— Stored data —

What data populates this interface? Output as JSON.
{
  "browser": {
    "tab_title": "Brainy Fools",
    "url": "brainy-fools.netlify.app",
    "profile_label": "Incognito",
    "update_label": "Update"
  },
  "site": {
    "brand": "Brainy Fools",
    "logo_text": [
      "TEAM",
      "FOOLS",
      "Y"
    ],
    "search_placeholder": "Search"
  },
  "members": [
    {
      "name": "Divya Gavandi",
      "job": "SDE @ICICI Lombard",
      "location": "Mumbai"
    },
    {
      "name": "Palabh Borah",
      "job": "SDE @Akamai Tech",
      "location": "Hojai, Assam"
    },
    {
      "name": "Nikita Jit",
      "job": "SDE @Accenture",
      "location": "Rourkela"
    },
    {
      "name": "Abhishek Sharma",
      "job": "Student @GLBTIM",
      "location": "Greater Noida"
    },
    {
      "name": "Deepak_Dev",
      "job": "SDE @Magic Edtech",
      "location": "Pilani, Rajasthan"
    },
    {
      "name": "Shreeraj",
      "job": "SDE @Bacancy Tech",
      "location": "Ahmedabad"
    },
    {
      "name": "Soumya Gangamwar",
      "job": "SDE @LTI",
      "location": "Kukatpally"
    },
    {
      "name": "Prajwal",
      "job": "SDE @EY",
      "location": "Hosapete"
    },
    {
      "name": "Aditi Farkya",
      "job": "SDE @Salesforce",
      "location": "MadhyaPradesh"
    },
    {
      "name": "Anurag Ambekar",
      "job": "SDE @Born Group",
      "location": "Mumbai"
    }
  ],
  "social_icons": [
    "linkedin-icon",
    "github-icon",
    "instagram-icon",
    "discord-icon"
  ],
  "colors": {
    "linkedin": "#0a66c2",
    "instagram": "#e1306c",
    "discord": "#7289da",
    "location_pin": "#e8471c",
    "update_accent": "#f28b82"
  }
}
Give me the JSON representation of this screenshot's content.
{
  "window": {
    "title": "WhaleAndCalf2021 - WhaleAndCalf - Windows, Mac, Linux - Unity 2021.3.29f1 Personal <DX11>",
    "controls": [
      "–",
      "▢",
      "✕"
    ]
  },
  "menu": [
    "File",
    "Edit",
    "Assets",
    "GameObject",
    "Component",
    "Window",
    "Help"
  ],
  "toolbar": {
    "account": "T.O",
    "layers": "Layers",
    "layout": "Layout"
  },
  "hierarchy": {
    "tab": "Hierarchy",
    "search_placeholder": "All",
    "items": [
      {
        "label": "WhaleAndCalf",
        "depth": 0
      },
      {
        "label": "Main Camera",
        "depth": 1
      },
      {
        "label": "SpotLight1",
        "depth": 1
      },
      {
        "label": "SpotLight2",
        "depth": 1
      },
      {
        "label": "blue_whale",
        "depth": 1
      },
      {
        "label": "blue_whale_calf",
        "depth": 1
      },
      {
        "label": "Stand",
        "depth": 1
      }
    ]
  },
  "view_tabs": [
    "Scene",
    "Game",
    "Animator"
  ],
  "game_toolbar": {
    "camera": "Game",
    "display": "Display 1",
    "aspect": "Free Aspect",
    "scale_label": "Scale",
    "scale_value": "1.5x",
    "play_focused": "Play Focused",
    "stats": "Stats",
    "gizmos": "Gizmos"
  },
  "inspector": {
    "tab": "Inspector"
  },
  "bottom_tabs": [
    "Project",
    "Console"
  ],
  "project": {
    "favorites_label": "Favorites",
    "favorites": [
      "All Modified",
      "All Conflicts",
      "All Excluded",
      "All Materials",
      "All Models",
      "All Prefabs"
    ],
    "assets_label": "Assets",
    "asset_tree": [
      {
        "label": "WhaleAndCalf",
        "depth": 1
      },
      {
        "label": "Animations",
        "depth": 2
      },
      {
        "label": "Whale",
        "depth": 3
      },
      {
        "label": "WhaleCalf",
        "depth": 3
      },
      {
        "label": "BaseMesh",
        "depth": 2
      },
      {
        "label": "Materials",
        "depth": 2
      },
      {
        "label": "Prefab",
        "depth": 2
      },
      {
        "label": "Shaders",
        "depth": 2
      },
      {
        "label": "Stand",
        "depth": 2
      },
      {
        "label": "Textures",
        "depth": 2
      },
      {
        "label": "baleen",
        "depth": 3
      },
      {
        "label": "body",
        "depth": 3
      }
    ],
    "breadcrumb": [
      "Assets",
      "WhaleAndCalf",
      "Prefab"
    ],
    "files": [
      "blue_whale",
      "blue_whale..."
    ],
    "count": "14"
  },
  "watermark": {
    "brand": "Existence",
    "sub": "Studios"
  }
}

— Do this —
Quote all of the entries verbatim.

— Answer in full —
What data populates this interface? Output as JSON.
{
  "browser": {
    "tab_title": "Brainy Fools",
    "url": "brainy-fools.netlify.app",
    "profile_label": "Incognito",
    "update_label": "Update"
  },
  "site": {
    "brand": "Brainy Fools",
    "logo_text": [
      "TEAM",
      "FOOLS",
      "Y"
    ],
    "search_placeholder": "Search"
  },
  "members": [
    {
      "name": "Divya Gavandi",
      "job": "SDE @ICICI Lombard",
      "location": "Mumbai"
    },
    {
      "name": "Palabh Borah",
      "job": "SDE @Akamai Tech",
      "location": "Hojai, Assam"
    },
    {
      "name": "Nikita Jit",
      "job": "SDE @Accenture",
      "location": "Rourkela"
    },
    {
      "name": "Abhishek Sharma",
      "job": "Student @GLBTIM",
      "location": "Greater Noida"
    },
    {
      "name": "Deepak_Dev",
      "job": "SDE @Magic Edtech",
      "location": "Pilani, Rajasthan"
    },
    {
      "name": "Shreeraj",
      "job": "SDE @Bacancy Tech",
      "location": "Ahmedabad"
    },
    {
      "name": "Soumya Gangamwar",
      "job": "SDE @LTI",
      "location": "Kukatpally"
    },
    {
      "name": "Prajwal",
      "job": "SDE @EY",
      "location": "Hosapete"
    },
    {
      "name": "Aditi Farkya",
      "job": "SDE @Salesforce",
      "location": "MadhyaPradesh"
    },
    {
      "name": "Anurag Ambekar",
      "job": "SDE @Born Group",
      "location": "Mumbai"
    }
  ],
  "social_icons": [
    "linkedin-icon",
    "github-icon",
    "instagram-icon",
    "discord-icon"
  ],
  "colors": {
    "linkedin": "#0a66c2",
    "instagram": "#e1306c",
    "discord": "#7289da",
    "location_pin": "#e8471c",
    "update_accent": "#f28b82"
  }
}
Give me the JSON representation of this screenshot's content.
{
  "window": {
    "title": "WhaleAndCalf2021 - WhaleAndCalf - Windows, Mac, Linux - Unity 2021.3.29f1 Personal <DX11>",
    "controls": [
      "–",
      "▢",
      "✕"
    ]
  },
  "menu": [
    "File",
    "Edit",
    "Assets",
    "GameObject",
    "Component",
    "Window",
    "Help"
  ],
  "toolbar": {
    "account": "T.O",
    "layers": "Layers",
    "layout": "Layout"
  },
  "hierarchy": {
    "tab": "Hierarchy",
    "search_placeholder": "All",
    "items": [
      {
        "label": "WhaleAndCalf",
        "depth": 0
      },
      {
        "label": "Main Camera",
        "depth": 1
      },
      {
        "label": "SpotLight1",
        "depth": 1
      },
      {
        "label": "SpotLight2",
        "depth": 1
      },
      {
        "label": "blue_whale",
        "depth": 1
      },
      {
        "label": "blue_whale_calf",
        "depth": 1
      },
      {
        "label": "Stand",
        "depth": 1
      }
    ]
  },
  "view_tabs": [
    "Scene",
    "Game",
    "Animator"
  ],
  "game_toolbar": {
    "camera": "Game",
    "display": "Display 1",
    "aspect": "Free Aspect",
    "scale_label": "Scale",
    "scale_value": "1.5x",
    "play_focused": "Play Focused",
    "stats": "Stats",
    "gizmos": "Gizmos"
  },
  "inspector": {
    "tab": "Inspector"
  },
  "bottom_tabs": [
    "Project",
    "Console"
  ],
  "project": {
    "favorites_label": "Favorites",
    "favorites": [
      "All Modified",
      "All Conflicts",
      "All Excluded",
      "All Materials",
      "All Models",
      "All Prefabs"
    ],
    "assets_label": "Assets",
    "asset_tree": [
      {
        "label": "WhaleAndCalf",
        "depth": 1
      },
      {
        "label": "Animations",
        "depth": 2
      },
      {
        "label": "Whale",
        "depth": 3
      },
      {
        "label": "WhaleCalf",
        "depth": 3
      },
      {
        "label": "BaseMesh",
        "depth": 2
      },
      {
        "label": "Materials",
        "depth": 2
      },
      {
        "label": "Prefab",
        "depth": 2
      },
      {
        "label": "Shaders",
        "depth": 2
      },
      {
        "label": "Stand",
        "depth": 2
      },
      {
        "label": "Textures",
        "depth": 2
      },
      {
        "label": "baleen",
        "depth": 3
      },
      {
        "label": "body",
        "depth": 3
      }
    ],
    "breadcrumb": [
      "Assets",
      "WhaleAndCalf",
      "Prefab"
    ],
    "files": [
      "blue_whale",
      "blue_whale..."
    ],
    "count": "14"
  },
  "watermark": {
    "brand": "Existence",
    "sub": "Studios"
  }
}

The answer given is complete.